[Exercise prompt]:
Gather each line of the entries below that includes "Microsoft".

[Dataset entries]:

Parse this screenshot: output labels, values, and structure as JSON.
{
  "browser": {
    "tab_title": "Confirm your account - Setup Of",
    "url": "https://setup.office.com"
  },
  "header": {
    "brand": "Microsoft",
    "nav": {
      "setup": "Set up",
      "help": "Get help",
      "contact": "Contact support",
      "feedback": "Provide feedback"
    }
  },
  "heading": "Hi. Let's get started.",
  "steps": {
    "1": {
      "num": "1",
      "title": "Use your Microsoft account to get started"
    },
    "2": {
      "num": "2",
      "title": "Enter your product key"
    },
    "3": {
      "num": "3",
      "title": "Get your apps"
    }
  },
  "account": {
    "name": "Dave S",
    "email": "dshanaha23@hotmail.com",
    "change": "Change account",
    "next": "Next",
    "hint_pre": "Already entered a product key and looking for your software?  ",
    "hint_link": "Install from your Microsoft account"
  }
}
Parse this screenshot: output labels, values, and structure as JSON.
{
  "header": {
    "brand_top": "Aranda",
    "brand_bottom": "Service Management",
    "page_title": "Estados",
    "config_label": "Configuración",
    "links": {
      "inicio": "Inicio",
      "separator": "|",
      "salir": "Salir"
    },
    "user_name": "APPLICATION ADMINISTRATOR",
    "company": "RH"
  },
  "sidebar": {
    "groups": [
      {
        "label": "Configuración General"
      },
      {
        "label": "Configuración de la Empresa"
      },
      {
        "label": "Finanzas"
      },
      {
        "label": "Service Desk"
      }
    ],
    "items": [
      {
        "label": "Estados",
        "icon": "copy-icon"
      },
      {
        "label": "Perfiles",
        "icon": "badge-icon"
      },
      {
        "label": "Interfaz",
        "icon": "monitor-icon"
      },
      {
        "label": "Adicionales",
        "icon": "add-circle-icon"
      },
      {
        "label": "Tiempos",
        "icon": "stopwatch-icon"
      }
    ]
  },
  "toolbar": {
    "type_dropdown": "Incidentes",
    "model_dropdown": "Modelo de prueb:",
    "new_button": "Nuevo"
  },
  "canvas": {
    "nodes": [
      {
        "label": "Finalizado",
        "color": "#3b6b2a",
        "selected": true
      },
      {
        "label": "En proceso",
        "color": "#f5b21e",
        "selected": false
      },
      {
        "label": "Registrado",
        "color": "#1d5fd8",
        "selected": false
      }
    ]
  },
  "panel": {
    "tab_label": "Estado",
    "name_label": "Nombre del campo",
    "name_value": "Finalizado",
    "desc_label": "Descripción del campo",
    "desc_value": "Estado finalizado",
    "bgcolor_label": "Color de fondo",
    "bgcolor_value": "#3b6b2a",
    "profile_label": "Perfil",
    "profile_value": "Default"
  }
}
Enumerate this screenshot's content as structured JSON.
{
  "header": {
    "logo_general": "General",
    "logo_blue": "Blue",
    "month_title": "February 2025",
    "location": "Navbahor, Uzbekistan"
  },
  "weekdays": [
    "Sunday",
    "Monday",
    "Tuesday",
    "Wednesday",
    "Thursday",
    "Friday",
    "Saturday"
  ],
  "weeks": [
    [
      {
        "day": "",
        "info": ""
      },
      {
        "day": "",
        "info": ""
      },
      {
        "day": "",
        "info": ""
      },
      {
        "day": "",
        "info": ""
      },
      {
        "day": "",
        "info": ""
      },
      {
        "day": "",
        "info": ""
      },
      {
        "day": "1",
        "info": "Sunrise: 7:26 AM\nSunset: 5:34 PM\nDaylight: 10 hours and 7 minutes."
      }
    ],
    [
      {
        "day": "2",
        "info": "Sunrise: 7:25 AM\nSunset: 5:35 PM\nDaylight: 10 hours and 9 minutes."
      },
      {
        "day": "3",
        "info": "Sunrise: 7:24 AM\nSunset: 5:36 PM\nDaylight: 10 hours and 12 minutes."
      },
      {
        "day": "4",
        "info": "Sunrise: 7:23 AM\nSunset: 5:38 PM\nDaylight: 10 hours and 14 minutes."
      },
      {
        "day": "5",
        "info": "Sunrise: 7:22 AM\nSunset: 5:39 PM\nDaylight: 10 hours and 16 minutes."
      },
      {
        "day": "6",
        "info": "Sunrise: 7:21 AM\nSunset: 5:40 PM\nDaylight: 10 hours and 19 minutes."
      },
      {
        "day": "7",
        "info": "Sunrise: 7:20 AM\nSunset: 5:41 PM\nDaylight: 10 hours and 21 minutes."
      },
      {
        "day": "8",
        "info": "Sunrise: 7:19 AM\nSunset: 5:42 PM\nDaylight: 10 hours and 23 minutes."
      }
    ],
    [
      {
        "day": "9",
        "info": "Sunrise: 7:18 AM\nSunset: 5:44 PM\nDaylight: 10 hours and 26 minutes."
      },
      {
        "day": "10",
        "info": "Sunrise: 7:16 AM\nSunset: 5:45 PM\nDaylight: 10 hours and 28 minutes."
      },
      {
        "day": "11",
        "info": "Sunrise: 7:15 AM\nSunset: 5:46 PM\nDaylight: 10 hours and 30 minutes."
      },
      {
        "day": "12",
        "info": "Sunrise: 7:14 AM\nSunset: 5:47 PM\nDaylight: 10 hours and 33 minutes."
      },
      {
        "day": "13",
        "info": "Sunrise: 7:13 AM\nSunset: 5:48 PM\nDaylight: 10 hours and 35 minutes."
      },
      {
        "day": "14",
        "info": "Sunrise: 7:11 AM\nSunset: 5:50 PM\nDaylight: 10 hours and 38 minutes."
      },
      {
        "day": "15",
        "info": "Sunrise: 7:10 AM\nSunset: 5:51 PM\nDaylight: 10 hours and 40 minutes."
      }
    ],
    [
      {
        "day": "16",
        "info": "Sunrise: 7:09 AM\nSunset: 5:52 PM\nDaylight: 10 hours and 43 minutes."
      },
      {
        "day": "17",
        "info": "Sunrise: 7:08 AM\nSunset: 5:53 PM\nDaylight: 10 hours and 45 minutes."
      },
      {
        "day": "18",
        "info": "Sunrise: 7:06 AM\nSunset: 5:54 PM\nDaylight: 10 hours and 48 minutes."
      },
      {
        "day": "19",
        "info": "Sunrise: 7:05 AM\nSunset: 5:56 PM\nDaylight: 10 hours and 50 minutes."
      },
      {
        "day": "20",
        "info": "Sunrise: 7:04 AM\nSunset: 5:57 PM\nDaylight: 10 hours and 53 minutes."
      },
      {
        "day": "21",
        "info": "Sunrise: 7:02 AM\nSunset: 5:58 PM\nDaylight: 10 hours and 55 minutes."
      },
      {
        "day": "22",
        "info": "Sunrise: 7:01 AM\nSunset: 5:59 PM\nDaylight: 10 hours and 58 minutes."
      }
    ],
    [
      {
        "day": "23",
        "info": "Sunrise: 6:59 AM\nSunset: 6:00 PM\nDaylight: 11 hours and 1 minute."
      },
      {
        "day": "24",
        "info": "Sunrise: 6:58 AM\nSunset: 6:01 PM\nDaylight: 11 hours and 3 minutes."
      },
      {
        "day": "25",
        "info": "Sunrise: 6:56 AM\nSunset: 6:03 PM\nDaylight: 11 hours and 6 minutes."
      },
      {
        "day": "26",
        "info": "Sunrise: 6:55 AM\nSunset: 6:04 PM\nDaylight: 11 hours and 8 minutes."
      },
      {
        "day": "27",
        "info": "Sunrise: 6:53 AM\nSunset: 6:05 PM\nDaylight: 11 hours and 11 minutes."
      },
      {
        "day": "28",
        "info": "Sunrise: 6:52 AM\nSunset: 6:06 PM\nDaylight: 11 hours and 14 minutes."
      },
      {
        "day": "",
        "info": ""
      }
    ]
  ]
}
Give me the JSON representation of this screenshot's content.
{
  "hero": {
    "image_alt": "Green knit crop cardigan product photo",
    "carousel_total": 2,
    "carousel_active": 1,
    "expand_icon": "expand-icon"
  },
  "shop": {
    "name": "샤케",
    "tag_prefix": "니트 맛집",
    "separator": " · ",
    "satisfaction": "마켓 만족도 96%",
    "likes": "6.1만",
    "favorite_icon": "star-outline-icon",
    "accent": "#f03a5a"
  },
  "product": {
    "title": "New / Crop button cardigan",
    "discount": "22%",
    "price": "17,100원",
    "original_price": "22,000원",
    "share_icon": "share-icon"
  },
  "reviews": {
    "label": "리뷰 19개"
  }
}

[Full output]:
    "brand": "Microsoft",
      "title": "Use your Microsoft account to get started"
    "hint_link": "Install from your Microsoft account"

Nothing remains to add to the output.